──────── MATERIAL ────────

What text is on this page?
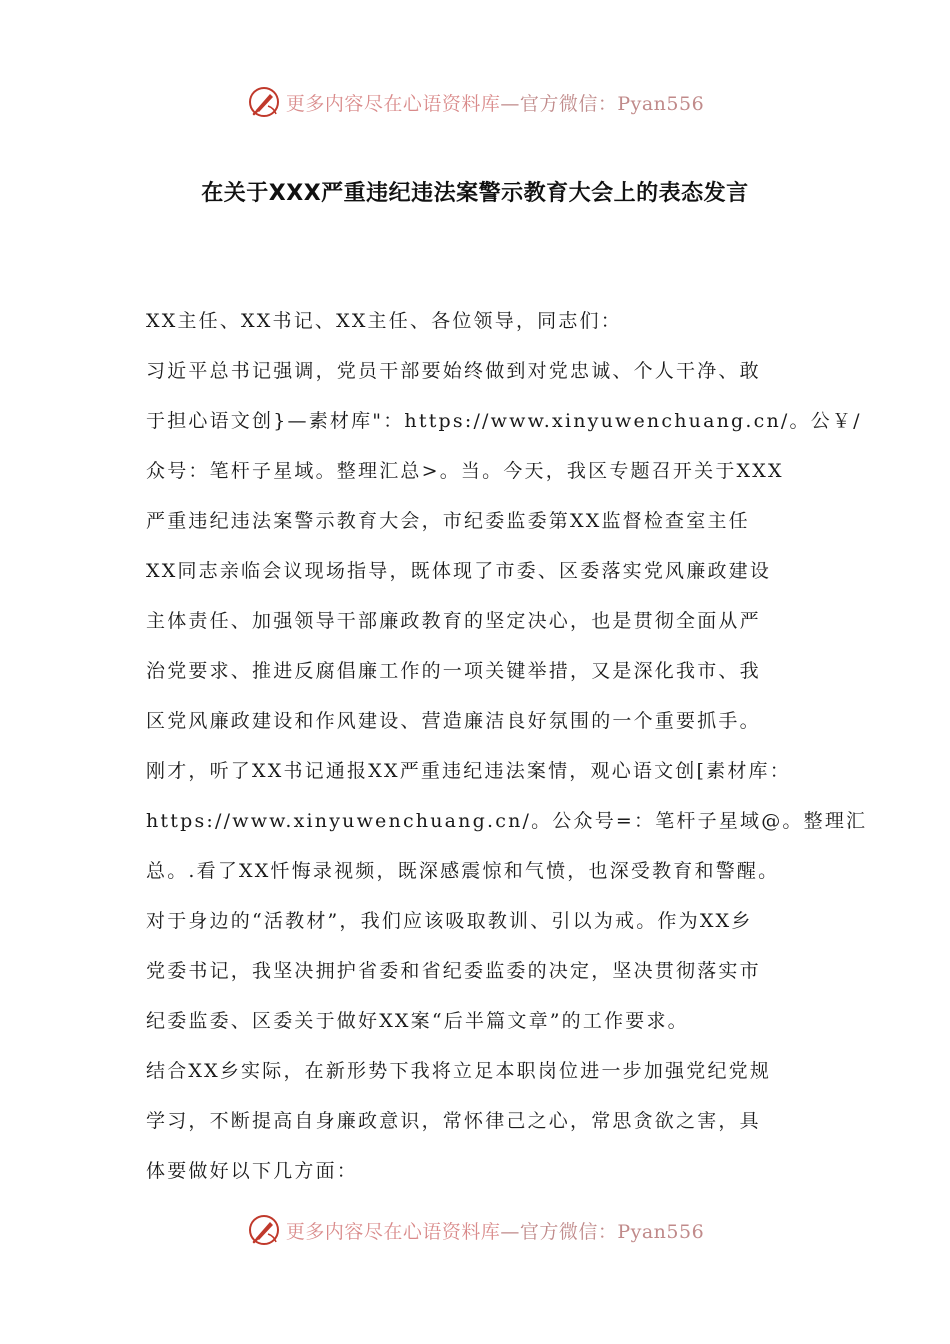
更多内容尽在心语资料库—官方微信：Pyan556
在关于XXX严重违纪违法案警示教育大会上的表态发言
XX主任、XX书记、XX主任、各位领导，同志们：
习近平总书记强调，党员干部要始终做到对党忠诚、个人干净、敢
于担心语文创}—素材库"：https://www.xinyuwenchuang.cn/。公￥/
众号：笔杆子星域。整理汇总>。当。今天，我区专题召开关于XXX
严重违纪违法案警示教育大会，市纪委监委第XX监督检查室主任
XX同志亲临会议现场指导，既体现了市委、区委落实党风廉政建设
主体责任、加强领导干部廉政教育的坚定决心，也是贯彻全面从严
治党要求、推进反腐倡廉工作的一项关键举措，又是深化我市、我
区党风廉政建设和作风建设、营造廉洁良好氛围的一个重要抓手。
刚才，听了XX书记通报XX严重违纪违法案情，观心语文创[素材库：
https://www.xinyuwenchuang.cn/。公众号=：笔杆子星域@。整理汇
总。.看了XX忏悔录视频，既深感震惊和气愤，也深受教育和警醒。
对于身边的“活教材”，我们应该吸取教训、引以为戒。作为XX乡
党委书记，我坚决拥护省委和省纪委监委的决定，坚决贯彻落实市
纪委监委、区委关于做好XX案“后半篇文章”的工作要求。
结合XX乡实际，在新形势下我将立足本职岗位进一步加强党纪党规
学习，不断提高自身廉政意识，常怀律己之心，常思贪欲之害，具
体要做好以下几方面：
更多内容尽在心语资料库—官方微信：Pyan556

────────
──────── MATERIAL ────────

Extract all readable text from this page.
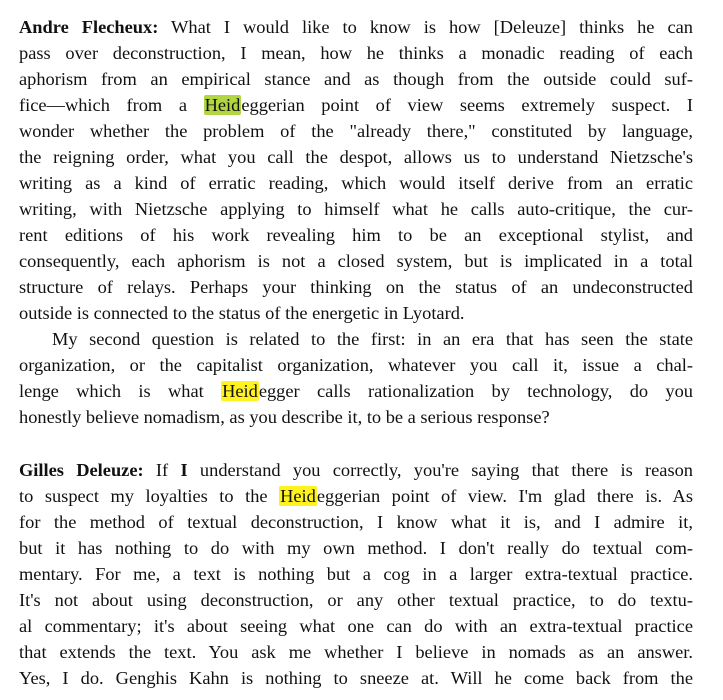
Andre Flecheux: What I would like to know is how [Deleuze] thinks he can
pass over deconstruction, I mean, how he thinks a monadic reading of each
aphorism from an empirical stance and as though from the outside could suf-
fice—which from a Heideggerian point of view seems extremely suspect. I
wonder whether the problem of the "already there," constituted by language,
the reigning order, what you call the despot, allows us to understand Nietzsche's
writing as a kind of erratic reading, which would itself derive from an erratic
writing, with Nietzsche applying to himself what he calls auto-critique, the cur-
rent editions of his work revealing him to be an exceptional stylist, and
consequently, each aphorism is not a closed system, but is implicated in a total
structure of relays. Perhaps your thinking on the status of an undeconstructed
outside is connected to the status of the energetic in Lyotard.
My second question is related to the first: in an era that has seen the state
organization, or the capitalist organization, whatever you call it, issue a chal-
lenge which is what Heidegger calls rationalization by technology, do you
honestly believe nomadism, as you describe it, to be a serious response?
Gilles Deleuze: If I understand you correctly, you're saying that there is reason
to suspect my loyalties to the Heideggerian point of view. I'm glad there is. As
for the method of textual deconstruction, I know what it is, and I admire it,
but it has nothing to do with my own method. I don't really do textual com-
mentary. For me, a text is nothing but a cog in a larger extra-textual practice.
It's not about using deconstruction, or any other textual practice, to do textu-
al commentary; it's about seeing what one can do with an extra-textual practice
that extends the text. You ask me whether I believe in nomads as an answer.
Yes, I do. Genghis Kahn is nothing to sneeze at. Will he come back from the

────────

Using the listing, copy every line where the word "each" shows up.

== REPLY ==
pass over deconstruction, I mean, how he thinks a monadic reading of each
consequently, each aphorism is not a closed system, but is implicated in a total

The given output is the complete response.